## PROBLEM REQUIREMENTS
From the entries below, copy every line where the string "YOUNG" appears.

## SOURCE MATERIAL
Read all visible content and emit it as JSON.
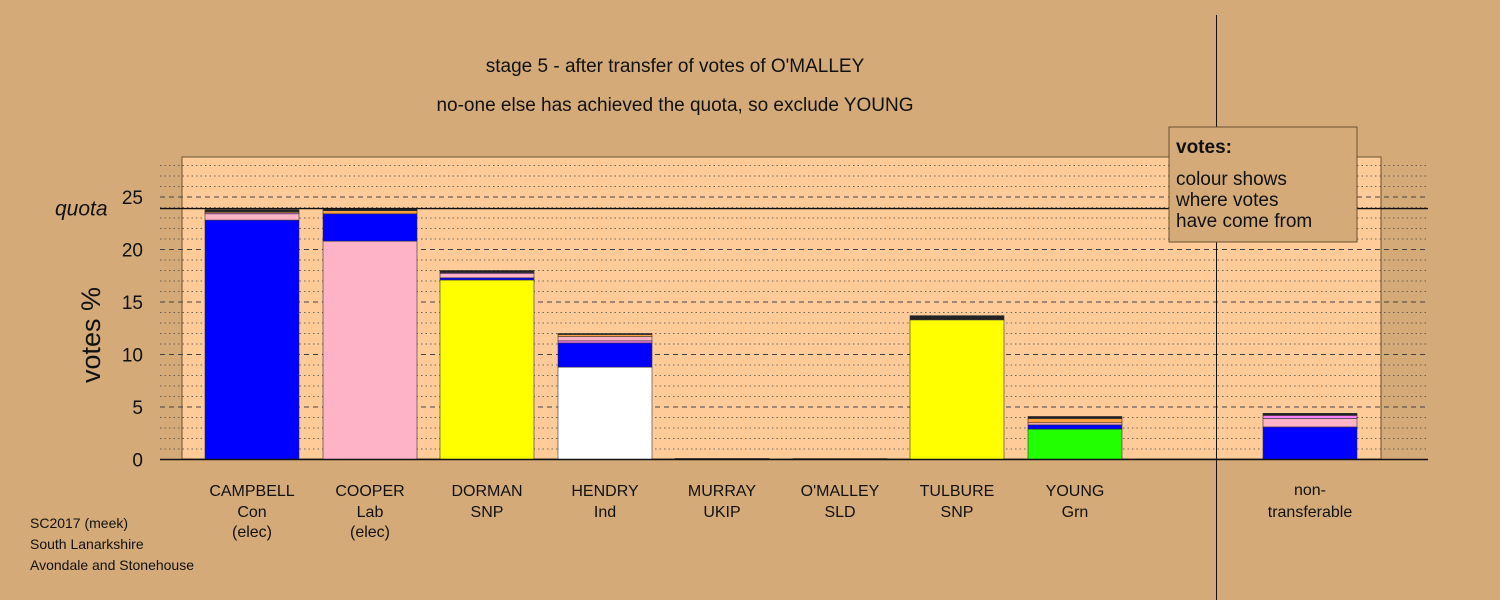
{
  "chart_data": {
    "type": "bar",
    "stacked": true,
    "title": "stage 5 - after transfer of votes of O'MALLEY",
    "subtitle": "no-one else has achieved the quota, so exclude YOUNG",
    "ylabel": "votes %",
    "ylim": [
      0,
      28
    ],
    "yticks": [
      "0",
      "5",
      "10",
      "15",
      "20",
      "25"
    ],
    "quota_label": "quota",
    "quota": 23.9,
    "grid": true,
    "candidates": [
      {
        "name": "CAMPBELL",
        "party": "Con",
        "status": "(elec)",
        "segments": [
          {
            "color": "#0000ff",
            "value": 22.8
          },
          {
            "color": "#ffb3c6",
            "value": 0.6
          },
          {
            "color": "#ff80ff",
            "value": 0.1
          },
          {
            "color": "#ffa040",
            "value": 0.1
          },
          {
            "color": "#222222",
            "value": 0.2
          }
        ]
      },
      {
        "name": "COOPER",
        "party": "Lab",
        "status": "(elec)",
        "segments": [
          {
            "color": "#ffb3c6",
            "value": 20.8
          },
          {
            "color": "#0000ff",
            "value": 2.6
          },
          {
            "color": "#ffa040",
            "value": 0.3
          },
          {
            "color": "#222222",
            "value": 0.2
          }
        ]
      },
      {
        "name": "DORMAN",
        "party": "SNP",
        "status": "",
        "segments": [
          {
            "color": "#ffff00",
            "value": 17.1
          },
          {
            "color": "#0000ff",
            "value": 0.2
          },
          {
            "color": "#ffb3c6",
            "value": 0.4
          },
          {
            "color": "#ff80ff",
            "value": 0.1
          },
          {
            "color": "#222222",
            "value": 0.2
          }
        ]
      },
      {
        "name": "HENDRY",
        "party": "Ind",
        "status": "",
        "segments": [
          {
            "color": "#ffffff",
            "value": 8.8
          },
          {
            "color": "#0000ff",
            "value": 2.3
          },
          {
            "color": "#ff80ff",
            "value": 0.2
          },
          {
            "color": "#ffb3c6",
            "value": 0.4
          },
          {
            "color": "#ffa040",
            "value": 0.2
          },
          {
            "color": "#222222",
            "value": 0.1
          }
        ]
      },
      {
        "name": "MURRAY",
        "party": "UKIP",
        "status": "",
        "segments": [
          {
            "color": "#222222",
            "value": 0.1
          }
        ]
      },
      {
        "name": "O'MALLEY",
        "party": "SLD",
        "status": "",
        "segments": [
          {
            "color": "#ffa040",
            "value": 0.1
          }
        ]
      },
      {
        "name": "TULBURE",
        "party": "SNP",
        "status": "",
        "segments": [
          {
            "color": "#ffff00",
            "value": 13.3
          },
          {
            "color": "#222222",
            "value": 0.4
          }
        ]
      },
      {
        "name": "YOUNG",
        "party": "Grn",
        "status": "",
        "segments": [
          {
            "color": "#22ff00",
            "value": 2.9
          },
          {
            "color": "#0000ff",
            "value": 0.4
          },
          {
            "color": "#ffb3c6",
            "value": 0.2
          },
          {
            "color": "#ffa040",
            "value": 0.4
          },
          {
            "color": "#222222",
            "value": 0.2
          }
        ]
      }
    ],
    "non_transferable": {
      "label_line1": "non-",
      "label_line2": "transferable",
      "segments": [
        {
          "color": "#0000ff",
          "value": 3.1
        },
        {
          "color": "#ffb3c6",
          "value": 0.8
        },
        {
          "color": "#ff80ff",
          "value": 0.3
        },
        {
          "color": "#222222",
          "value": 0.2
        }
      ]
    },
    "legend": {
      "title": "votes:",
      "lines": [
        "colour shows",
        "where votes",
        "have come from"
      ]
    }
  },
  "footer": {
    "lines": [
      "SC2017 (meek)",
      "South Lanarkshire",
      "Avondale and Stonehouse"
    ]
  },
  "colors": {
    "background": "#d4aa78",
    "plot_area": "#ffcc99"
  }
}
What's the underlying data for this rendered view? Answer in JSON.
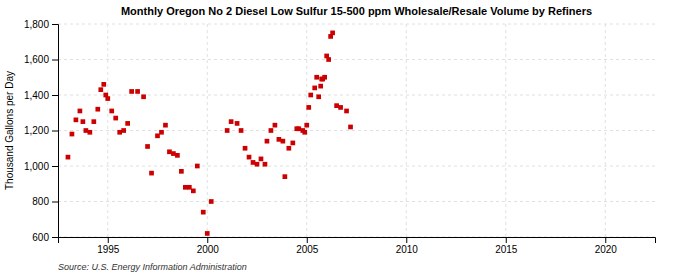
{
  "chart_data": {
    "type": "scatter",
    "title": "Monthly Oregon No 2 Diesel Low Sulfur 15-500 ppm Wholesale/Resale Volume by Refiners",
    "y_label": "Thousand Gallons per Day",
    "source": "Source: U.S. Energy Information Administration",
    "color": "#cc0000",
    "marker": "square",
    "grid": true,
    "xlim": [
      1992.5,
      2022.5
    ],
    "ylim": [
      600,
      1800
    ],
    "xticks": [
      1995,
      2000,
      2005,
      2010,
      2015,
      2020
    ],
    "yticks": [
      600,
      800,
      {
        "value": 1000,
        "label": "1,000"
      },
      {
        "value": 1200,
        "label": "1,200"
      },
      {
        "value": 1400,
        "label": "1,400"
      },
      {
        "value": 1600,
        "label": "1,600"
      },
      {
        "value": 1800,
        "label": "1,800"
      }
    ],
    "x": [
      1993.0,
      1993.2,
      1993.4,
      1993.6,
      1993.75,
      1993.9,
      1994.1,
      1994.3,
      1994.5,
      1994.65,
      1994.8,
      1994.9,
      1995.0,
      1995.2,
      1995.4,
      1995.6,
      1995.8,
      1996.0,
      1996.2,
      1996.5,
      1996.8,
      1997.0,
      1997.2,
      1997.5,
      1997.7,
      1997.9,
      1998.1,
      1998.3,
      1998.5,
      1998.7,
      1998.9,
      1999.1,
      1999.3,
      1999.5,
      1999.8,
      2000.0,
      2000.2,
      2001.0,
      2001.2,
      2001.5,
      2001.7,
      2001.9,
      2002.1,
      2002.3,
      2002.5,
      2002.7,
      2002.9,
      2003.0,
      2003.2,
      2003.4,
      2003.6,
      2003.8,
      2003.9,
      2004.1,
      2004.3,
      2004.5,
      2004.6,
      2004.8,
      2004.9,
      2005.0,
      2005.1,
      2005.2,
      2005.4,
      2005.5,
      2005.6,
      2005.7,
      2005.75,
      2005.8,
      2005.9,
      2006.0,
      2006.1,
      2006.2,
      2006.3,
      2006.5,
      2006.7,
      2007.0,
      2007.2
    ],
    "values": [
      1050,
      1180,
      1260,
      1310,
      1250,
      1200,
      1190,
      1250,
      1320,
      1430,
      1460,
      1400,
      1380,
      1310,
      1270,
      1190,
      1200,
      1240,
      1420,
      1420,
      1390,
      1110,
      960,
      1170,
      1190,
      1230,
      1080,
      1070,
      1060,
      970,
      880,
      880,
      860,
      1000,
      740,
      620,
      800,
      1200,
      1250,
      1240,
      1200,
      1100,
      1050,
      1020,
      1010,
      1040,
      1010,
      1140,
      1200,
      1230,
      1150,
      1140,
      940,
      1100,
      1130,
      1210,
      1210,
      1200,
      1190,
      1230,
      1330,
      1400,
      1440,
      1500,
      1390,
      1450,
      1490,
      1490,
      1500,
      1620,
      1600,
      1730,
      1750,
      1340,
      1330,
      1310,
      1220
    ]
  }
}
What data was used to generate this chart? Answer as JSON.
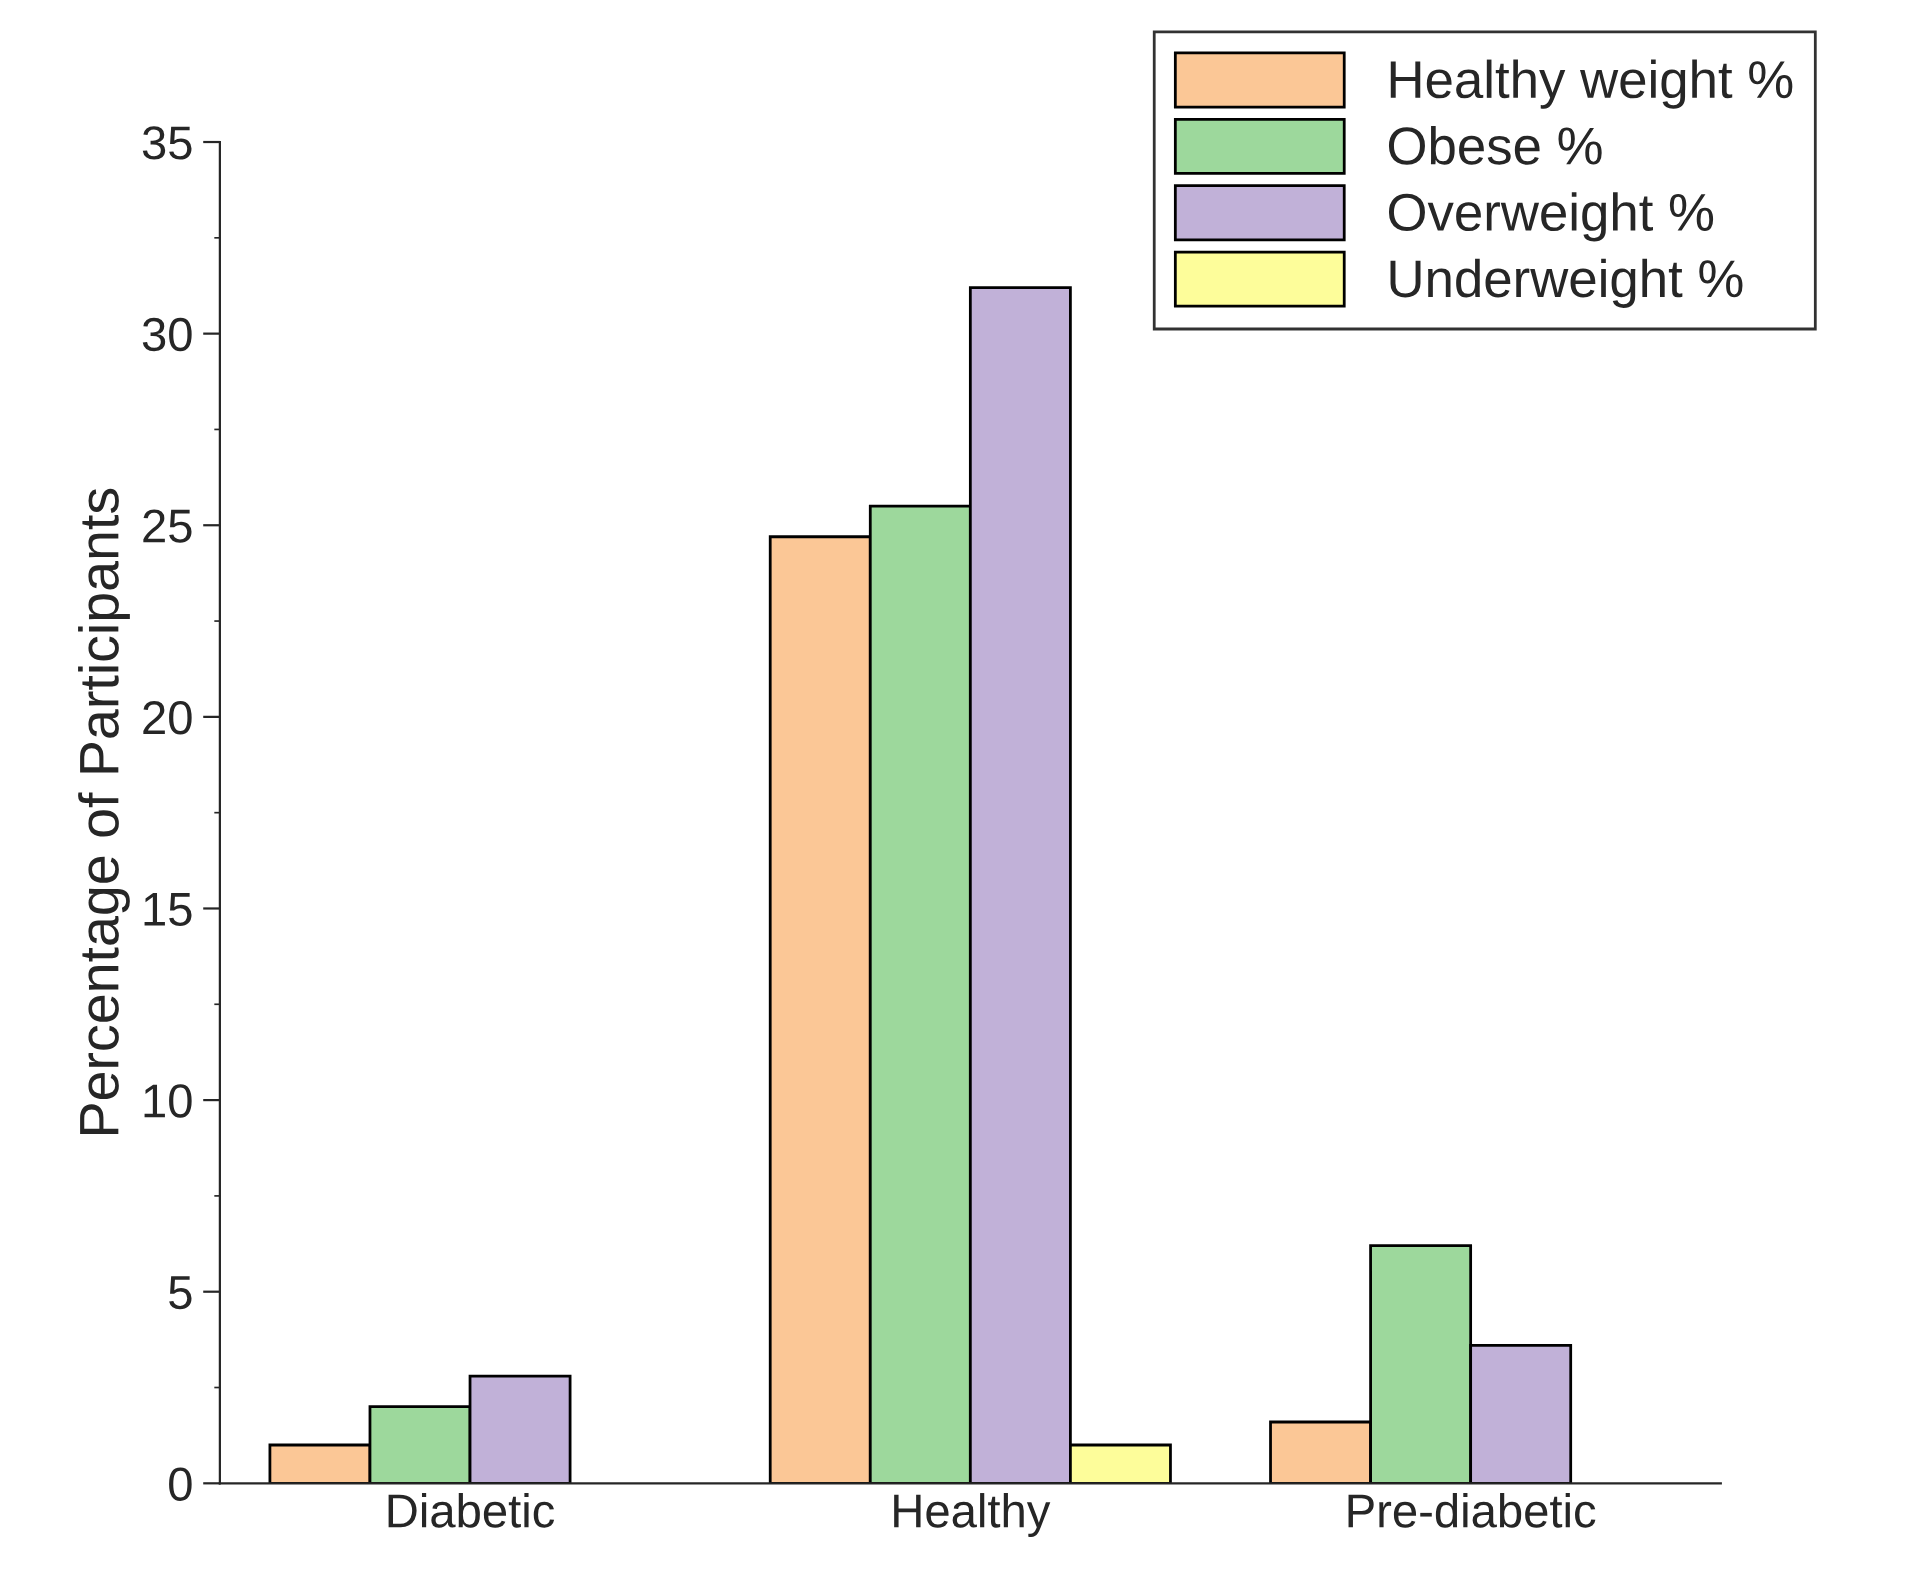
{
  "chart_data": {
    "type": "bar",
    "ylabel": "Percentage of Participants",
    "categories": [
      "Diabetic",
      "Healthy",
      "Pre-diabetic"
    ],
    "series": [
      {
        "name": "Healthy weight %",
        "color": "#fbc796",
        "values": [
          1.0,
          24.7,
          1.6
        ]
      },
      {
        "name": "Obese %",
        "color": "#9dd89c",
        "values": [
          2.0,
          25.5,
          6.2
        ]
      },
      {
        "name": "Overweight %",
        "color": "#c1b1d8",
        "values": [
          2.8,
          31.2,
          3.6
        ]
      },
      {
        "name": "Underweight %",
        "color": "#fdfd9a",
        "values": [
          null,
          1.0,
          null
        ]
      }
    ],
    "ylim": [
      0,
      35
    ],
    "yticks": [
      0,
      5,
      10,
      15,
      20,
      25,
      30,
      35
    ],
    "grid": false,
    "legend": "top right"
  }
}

## EXERCISE OUTPUT
    "subtitle": "no-one else has achieved the quota, so exclude YOUNG",
        "name": "YOUNG",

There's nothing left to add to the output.